- _TASK GOAL_
Copy whichever lines contain the string "later".

- _DATASET EXCERPTS_

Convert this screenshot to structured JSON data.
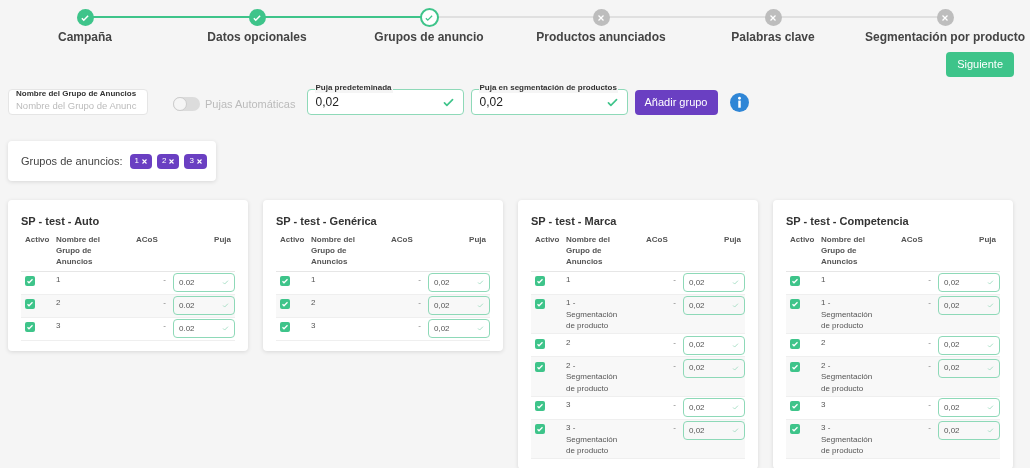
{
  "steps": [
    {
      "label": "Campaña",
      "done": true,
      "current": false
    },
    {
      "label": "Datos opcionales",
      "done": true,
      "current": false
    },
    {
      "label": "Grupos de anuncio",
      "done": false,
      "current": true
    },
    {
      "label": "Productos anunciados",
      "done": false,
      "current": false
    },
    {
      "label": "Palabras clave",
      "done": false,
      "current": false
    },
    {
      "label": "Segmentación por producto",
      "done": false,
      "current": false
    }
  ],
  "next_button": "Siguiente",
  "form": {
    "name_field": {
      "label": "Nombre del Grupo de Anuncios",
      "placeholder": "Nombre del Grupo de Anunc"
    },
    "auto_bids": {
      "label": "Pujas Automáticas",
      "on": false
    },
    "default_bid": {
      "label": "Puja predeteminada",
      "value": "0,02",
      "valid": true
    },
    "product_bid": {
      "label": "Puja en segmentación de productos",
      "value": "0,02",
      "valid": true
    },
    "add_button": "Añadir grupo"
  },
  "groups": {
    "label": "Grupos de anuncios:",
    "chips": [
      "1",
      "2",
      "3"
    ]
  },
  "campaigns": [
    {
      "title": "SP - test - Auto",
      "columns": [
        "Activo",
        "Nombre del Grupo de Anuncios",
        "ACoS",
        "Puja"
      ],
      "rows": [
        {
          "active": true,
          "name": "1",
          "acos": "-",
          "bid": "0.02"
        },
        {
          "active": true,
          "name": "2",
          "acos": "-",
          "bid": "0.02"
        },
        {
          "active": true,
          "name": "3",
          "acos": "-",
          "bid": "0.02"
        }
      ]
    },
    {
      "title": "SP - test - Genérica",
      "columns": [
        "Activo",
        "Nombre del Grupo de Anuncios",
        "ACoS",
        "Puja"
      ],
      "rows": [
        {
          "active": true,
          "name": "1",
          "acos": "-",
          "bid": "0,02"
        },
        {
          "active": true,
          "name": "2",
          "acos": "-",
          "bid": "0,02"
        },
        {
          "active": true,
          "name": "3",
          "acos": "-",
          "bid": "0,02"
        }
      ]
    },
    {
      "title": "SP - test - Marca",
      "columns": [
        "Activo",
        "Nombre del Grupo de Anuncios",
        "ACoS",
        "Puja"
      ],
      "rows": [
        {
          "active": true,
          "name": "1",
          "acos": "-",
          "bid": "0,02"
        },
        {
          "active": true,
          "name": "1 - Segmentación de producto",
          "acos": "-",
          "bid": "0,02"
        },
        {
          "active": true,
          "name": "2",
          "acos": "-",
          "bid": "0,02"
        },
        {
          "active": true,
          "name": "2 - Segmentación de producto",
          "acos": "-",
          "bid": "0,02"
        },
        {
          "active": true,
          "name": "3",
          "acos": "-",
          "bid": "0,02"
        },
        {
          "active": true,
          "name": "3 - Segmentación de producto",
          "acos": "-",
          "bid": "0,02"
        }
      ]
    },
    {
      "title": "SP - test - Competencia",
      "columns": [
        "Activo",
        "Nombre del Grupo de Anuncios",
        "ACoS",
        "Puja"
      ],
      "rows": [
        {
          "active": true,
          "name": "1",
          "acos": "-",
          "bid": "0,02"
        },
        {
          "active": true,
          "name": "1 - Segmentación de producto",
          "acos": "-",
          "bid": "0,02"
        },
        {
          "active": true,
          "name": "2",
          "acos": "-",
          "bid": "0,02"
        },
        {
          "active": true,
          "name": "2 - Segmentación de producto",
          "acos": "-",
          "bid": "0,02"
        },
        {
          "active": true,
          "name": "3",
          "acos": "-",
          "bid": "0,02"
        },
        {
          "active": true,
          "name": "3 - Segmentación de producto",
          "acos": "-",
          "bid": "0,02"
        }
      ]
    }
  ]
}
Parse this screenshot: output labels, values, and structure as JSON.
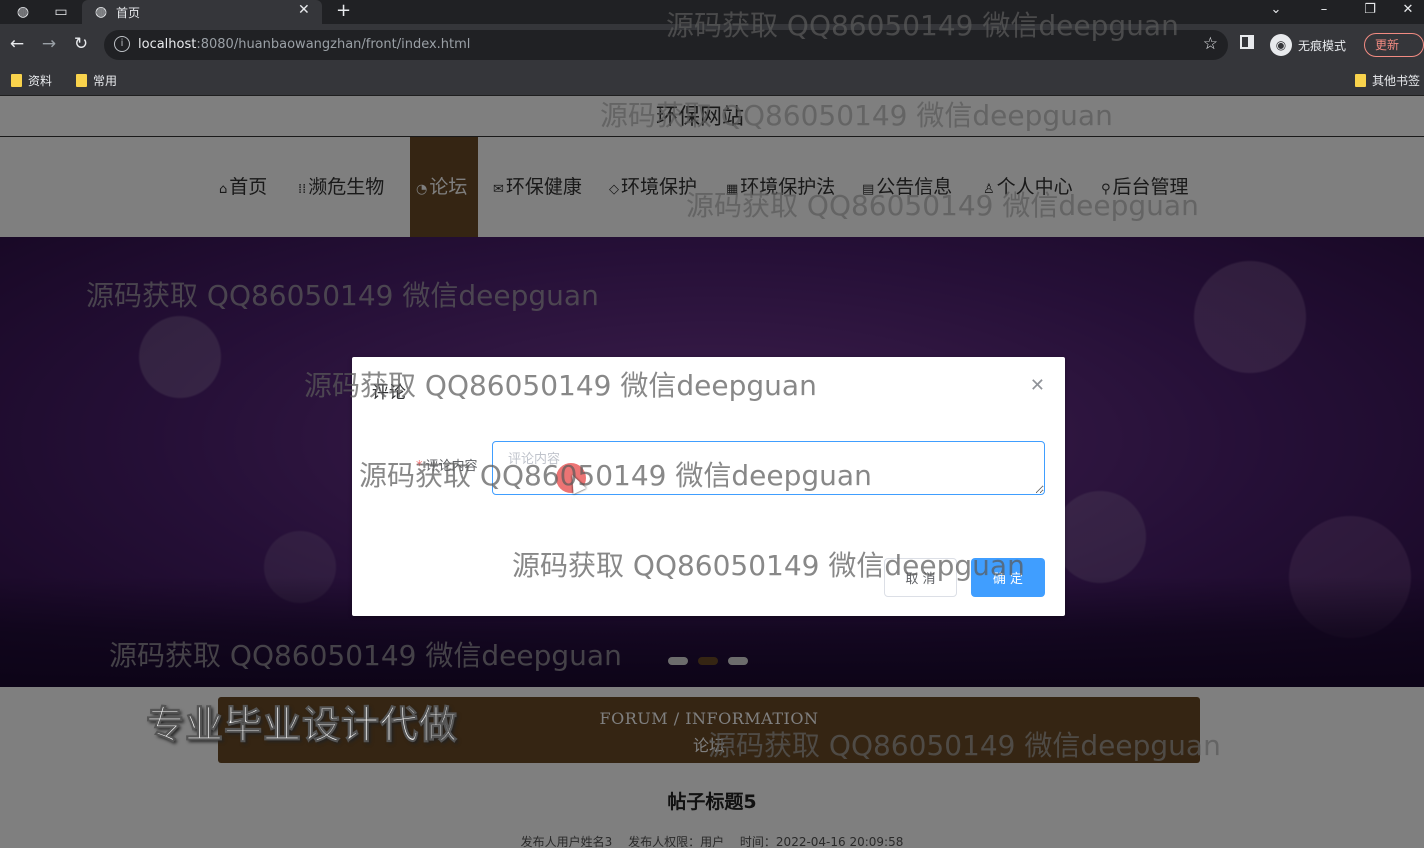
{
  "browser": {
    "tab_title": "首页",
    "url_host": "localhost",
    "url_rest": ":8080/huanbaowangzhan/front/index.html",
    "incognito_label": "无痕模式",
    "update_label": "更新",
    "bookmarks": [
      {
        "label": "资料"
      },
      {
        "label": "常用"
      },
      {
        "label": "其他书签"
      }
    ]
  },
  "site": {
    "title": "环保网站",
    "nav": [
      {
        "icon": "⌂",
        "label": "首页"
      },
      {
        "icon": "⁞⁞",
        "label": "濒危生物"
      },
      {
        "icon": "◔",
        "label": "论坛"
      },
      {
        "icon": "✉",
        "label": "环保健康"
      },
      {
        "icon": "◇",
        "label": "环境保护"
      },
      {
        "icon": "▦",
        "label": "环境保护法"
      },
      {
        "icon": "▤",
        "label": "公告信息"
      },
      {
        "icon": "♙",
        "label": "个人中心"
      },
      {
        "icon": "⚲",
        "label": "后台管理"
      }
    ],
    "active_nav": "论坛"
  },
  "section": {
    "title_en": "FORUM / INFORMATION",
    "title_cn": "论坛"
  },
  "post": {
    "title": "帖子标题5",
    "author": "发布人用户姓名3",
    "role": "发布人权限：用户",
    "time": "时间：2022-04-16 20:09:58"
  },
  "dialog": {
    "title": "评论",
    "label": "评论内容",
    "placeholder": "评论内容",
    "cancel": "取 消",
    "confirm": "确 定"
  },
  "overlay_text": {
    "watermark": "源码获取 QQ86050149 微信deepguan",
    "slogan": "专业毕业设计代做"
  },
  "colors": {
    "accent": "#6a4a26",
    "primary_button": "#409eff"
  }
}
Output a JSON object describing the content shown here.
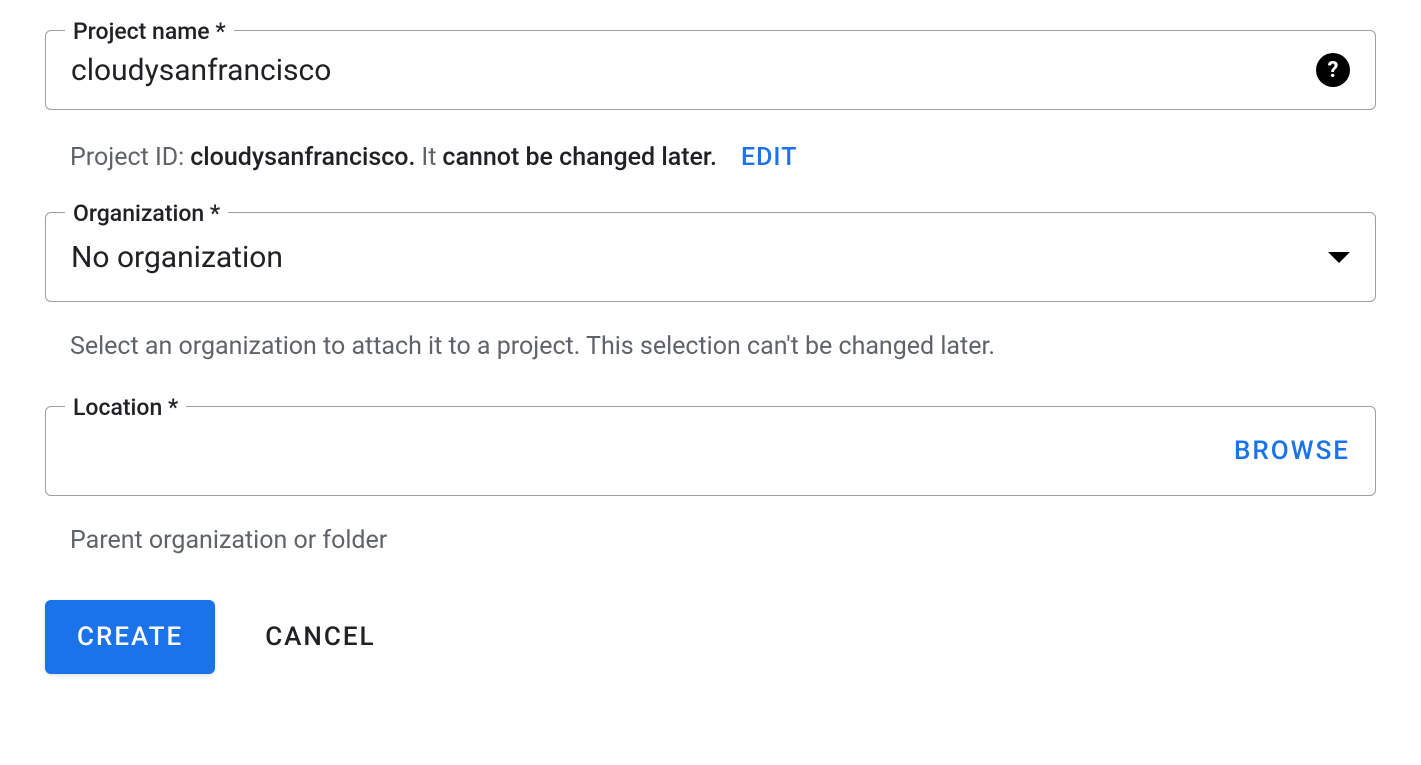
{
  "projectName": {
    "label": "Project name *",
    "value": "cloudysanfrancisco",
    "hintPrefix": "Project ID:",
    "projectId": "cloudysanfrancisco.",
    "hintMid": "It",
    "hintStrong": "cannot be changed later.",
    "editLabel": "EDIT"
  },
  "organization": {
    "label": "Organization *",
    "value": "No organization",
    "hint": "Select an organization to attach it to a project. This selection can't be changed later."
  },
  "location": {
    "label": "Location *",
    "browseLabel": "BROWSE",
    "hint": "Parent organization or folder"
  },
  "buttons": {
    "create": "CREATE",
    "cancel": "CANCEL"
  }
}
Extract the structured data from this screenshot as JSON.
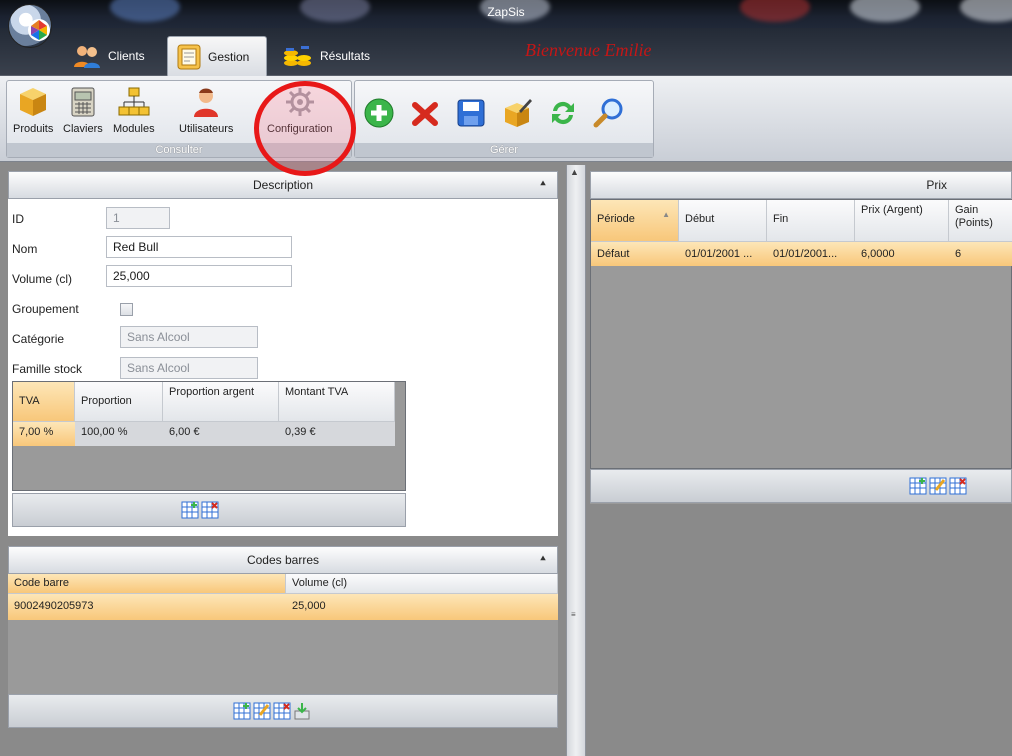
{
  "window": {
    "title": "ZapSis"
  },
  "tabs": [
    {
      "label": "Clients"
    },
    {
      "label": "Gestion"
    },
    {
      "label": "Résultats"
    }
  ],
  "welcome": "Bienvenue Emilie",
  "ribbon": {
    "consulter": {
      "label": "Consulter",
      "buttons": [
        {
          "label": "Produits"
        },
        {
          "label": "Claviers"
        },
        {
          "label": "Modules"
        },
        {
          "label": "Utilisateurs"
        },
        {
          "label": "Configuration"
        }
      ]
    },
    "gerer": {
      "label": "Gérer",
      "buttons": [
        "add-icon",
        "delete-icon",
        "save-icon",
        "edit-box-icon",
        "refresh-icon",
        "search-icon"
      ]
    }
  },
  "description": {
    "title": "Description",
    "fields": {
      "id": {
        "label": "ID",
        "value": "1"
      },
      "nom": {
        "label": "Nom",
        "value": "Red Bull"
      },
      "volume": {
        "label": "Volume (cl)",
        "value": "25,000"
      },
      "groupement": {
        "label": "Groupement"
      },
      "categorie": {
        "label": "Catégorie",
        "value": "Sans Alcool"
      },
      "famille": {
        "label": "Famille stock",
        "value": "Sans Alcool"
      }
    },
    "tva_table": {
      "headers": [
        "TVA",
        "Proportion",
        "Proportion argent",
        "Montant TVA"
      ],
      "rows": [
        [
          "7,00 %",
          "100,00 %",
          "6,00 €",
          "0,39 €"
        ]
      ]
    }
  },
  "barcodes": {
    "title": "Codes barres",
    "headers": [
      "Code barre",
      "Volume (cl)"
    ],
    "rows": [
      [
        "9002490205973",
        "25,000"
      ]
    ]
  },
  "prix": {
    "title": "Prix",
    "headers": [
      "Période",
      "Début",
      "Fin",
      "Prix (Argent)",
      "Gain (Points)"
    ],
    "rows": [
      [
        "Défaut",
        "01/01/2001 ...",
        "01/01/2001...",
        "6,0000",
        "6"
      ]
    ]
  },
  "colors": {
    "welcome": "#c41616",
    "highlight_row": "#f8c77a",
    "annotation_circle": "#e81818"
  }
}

- _EXERCISE SOLUTION_
    "hintStrong": "cannot be changed later.",
    "hint": "Select an organization to attach it to a project. This selection can't be changed later."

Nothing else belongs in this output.